» **What is expected**
Filter the records below and copy every line containing the word "hfls".
───── Given data ─────
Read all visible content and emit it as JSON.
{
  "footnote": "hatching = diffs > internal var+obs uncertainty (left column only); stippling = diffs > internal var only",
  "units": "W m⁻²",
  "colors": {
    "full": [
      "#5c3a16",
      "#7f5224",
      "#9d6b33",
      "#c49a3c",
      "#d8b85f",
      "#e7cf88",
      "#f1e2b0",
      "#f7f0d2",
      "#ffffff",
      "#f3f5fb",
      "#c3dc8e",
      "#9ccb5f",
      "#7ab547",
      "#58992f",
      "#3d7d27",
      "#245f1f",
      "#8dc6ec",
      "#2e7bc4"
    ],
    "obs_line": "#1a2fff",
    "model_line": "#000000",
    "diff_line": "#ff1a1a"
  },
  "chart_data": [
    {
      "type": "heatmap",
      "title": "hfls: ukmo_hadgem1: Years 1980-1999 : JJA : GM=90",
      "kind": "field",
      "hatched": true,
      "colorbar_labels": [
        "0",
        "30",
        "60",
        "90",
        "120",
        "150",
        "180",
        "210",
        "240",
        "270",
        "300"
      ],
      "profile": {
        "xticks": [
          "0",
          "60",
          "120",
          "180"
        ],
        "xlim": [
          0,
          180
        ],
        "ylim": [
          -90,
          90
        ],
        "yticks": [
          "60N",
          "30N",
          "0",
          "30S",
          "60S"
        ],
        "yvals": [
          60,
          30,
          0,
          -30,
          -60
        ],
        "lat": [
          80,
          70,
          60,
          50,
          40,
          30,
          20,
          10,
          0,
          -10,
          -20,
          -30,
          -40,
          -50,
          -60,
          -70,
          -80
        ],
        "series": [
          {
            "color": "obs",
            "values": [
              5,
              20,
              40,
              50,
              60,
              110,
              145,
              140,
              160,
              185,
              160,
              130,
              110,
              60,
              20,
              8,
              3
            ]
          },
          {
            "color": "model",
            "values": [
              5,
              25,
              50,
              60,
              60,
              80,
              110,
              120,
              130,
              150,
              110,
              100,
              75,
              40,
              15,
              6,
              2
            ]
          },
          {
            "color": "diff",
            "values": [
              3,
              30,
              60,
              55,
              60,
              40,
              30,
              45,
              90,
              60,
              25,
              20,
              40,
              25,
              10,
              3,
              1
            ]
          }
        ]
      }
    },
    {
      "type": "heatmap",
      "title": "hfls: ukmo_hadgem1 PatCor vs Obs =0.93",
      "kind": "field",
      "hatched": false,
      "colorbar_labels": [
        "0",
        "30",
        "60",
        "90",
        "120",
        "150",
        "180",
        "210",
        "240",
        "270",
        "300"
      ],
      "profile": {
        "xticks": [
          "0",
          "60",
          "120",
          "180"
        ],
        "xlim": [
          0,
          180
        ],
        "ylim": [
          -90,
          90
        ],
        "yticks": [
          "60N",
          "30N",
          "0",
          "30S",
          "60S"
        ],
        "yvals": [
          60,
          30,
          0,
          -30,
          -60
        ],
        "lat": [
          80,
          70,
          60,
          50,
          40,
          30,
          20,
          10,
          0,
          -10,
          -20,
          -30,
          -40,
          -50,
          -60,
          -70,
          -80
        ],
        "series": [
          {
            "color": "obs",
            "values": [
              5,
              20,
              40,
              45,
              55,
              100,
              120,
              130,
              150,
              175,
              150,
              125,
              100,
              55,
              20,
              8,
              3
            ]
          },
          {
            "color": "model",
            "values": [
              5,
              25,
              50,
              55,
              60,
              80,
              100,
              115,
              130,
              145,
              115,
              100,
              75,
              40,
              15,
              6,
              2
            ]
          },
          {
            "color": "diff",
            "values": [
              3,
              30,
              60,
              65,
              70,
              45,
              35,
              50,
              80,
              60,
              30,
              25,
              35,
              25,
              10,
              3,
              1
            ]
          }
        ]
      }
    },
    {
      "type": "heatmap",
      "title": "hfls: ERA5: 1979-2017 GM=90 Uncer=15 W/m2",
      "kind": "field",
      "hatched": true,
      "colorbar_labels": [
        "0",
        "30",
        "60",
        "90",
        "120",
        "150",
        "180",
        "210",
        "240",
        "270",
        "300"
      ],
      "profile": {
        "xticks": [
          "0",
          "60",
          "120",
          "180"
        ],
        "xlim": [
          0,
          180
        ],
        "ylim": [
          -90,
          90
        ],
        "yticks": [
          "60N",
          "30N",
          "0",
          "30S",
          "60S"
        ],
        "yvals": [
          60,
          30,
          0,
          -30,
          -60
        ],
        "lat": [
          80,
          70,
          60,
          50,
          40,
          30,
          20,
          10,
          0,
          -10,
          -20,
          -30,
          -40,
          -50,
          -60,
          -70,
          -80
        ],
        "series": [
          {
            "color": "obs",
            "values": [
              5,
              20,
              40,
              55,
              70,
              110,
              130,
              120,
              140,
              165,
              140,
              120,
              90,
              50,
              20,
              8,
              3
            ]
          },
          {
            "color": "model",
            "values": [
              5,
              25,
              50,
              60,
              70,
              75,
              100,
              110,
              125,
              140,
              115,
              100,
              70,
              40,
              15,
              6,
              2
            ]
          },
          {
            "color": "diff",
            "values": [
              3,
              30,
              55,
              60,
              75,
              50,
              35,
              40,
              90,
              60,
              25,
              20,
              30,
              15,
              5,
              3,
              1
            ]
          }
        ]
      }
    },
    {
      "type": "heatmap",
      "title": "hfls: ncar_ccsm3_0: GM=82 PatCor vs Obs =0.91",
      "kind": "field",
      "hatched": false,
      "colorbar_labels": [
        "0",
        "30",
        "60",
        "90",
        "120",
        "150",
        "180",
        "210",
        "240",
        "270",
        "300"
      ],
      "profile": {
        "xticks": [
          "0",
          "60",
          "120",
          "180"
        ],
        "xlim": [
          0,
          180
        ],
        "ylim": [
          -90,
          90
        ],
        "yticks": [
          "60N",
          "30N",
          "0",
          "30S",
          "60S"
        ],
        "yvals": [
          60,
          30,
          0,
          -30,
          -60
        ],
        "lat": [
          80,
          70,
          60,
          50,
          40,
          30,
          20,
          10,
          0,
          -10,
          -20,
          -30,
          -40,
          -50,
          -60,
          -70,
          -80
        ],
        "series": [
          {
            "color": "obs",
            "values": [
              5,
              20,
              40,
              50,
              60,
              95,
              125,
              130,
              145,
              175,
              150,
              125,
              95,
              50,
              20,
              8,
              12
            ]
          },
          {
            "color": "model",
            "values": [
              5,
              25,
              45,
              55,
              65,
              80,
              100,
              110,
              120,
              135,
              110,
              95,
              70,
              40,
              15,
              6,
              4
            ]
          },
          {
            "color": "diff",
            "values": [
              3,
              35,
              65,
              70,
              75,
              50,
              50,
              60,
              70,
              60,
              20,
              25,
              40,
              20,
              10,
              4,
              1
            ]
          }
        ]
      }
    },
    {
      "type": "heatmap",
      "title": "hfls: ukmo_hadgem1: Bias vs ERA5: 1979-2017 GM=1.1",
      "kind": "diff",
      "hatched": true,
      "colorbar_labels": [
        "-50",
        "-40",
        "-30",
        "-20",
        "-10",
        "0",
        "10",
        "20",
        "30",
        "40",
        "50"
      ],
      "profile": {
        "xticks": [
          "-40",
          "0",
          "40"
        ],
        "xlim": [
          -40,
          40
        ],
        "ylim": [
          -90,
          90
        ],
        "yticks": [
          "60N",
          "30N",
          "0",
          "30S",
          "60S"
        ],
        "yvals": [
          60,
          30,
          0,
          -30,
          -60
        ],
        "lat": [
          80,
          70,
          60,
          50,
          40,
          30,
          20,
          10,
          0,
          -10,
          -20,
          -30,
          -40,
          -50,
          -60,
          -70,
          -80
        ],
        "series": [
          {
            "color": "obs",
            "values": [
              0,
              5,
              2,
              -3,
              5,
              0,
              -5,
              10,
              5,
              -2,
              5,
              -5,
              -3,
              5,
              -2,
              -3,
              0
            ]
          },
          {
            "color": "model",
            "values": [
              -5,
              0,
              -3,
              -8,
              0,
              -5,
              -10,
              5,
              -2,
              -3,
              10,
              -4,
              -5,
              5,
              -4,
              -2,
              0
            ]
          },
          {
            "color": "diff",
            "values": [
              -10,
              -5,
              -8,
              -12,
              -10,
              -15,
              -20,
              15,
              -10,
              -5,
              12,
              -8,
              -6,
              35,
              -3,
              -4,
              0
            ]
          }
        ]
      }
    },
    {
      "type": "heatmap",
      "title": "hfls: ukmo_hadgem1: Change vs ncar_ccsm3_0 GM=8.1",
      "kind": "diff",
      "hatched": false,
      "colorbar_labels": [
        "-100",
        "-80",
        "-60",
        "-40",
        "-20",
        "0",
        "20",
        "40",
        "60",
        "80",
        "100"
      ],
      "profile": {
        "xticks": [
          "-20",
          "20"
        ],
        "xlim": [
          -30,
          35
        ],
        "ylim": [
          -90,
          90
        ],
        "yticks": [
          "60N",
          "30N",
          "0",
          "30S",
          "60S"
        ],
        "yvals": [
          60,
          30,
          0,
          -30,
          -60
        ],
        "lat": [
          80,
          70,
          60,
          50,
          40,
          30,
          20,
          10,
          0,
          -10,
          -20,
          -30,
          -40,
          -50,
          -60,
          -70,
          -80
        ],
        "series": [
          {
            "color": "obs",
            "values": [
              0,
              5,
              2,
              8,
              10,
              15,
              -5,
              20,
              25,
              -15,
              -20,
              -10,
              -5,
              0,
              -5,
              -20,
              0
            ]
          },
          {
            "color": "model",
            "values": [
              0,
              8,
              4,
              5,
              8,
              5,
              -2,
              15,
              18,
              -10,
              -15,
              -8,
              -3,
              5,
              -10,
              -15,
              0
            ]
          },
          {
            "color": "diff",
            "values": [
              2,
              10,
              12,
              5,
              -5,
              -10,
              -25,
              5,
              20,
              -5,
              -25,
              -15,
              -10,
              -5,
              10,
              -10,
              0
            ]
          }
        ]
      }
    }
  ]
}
─────
» **Answer to this task**
      "title": "hfls: ukmo_hadgem1: Years 1980-1999 : JJA : GM=90",
      "title": "hfls: ukmo_hadgem1 PatCor vs Obs =0.93",
      "title": "hfls: ERA5: 1979-2017 GM=90 Uncer=15 W/m2",
      "title": "hfls: ncar_ccsm3_0: GM=82 PatCor vs Obs =0.91",
      "title": "hfls: ukmo_hadgem1: Bias vs ERA5: 1979-2017 GM=1.1",
      "title": "hfls: ukmo_hadgem1: Change vs ncar_ccsm3_0 GM=8.1",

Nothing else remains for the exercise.